■ Given instruction:
Rewrite the listing below, changing every "sidebar-item-label" to "nav-label" and keeping everything else the same. Leave the pictures out of your version.

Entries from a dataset
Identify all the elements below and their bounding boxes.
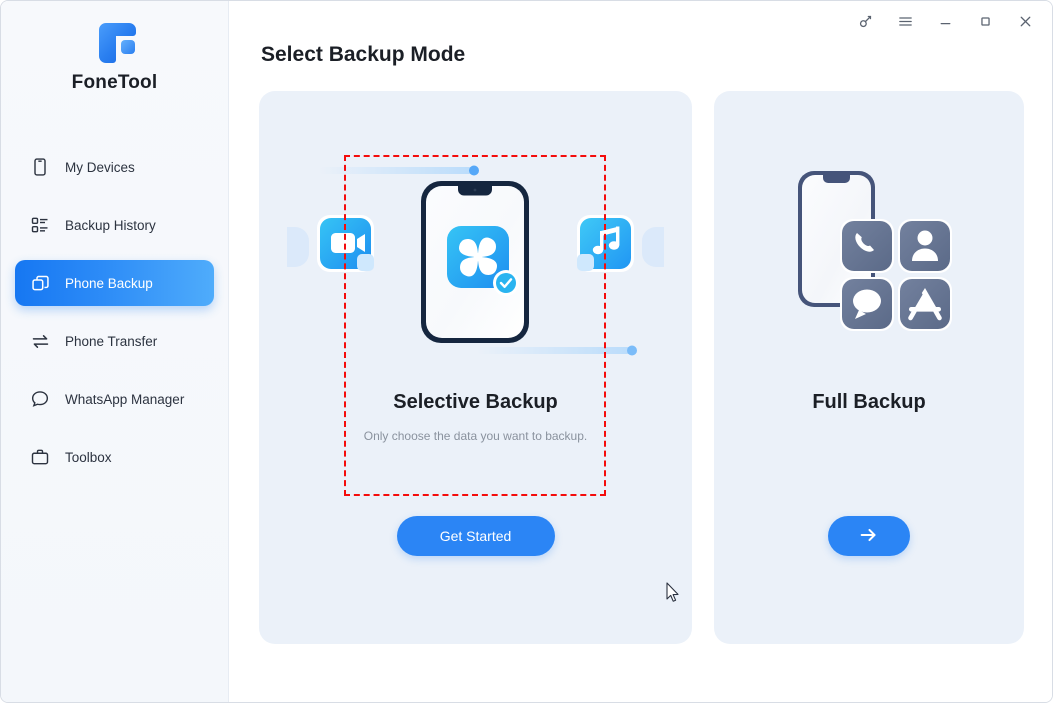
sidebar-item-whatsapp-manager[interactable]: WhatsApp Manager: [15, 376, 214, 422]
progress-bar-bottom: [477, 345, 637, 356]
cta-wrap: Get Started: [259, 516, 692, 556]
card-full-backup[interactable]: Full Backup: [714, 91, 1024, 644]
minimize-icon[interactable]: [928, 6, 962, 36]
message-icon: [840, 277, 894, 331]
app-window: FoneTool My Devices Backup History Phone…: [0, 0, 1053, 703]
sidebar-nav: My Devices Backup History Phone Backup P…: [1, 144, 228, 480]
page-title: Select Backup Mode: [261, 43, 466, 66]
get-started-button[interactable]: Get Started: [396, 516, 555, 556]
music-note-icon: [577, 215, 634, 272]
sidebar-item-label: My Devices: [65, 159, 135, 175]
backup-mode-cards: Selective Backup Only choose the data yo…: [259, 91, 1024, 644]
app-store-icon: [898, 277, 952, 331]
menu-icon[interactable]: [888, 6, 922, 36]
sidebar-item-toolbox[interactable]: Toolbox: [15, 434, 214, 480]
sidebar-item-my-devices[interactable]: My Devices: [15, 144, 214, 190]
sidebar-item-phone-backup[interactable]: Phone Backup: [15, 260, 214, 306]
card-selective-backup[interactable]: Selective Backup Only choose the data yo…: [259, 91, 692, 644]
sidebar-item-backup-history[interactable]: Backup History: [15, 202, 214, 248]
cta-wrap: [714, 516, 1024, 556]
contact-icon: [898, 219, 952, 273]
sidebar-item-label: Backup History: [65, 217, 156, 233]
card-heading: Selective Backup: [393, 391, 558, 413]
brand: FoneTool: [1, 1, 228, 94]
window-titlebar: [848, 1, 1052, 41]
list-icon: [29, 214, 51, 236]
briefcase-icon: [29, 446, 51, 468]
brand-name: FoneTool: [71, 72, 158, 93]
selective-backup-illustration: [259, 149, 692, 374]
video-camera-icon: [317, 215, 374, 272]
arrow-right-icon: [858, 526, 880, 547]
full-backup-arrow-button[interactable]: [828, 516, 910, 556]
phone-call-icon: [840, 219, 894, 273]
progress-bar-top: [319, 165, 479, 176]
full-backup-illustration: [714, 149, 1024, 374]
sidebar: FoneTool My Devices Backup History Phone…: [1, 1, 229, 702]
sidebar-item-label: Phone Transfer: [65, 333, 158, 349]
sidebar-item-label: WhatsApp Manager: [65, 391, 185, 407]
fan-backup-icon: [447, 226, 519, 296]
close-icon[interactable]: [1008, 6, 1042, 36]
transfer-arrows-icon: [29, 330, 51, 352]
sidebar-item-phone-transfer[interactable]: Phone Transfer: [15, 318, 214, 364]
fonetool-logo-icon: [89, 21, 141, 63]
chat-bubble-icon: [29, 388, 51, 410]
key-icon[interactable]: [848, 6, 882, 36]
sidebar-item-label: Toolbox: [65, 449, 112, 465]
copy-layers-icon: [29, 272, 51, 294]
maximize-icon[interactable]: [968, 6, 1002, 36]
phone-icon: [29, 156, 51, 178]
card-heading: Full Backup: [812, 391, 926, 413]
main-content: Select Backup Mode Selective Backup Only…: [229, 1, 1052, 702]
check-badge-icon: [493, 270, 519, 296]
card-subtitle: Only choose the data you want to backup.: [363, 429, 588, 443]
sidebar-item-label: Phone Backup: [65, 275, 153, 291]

■ Written answer:
Identify all the elements below and their bounding boxes.
sidebar-item-whatsapp-manager[interactable]: WhatsApp Manager: [15, 376, 214, 422]
progress-bar-bottom: [477, 345, 637, 356]
cta-wrap: Get Started: [259, 516, 692, 556]
card-full-backup[interactable]: Full Backup: [714, 91, 1024, 644]
minimize-icon[interactable]: [928, 6, 962, 36]
message-icon: [840, 277, 894, 331]
app-window: FoneTool My Devices Backup History Phone…: [0, 0, 1053, 703]
sidebar-nav: My Devices Backup History Phone Backup P…: [1, 144, 228, 480]
page-title: Select Backup Mode: [261, 43, 466, 66]
get-started-button[interactable]: Get Started: [396, 516, 555, 556]
music-note-icon: [577, 215, 634, 272]
nav-label: My Devices: [65, 159, 135, 175]
backup-mode-cards: Selective Backup Only choose the data yo…: [259, 91, 1024, 644]
app-store-icon: [898, 277, 952, 331]
menu-icon[interactable]: [888, 6, 922, 36]
sidebar-item-toolbox[interactable]: Toolbox: [15, 434, 214, 480]
sidebar-item-my-devices[interactable]: My Devices: [15, 144, 214, 190]
sidebar-item-phone-backup[interactable]: Phone Backup: [15, 260, 214, 306]
card-selective-backup[interactable]: Selective Backup Only choose the data yo…: [259, 91, 692, 644]
sidebar-item-backup-history[interactable]: Backup History: [15, 202, 214, 248]
cta-wrap: [714, 516, 1024, 556]
contact-icon: [898, 219, 952, 273]
nav-label: Backup History: [65, 217, 156, 233]
card-heading: Selective Backup: [393, 391, 558, 413]
brand: FoneTool: [1, 1, 228, 94]
window-titlebar: [848, 1, 1052, 41]
list-icon: [29, 214, 51, 236]
briefcase-icon: [29, 446, 51, 468]
brand-name: FoneTool: [71, 72, 158, 93]
selective-backup-illustration: [259, 149, 692, 374]
video-camera-icon: [317, 215, 374, 272]
arrow-right-icon: [858, 526, 880, 547]
full-backup-arrow-button[interactable]: [828, 516, 910, 556]
phone-call-icon: [840, 219, 894, 273]
progress-bar-top: [319, 165, 479, 176]
full-backup-illustration: [714, 149, 1024, 374]
sidebar: FoneTool My Devices Backup History Phone…: [1, 1, 229, 702]
nav-label: Phone Transfer: [65, 333, 158, 349]
nav-label: WhatsApp Manager: [65, 391, 185, 407]
fan-backup-icon: [447, 226, 519, 296]
close-icon[interactable]: [1008, 6, 1042, 36]
transfer-arrows-icon: [29, 330, 51, 352]
sidebar-item-phone-transfer[interactable]: Phone Transfer: [15, 318, 214, 364]
fonetool-logo-icon: [89, 21, 141, 63]
chat-bubble-icon: [29, 388, 51, 410]
key-icon[interactable]: [848, 6, 882, 36]
nav-label: Toolbox: [65, 449, 112, 465]
copy-layers-icon: [29, 272, 51, 294]
maximize-icon[interactable]: [968, 6, 1002, 36]
phone-icon: [29, 156, 51, 178]
card-heading: Full Backup: [812, 391, 926, 413]
main-content: Select Backup Mode Selective Backup Only…: [229, 1, 1052, 702]
check-badge-icon: [493, 270, 519, 296]
card-subtitle: Only choose the data you want to backup.: [363, 429, 588, 443]
nav-label: Phone Backup: [65, 275, 153, 291]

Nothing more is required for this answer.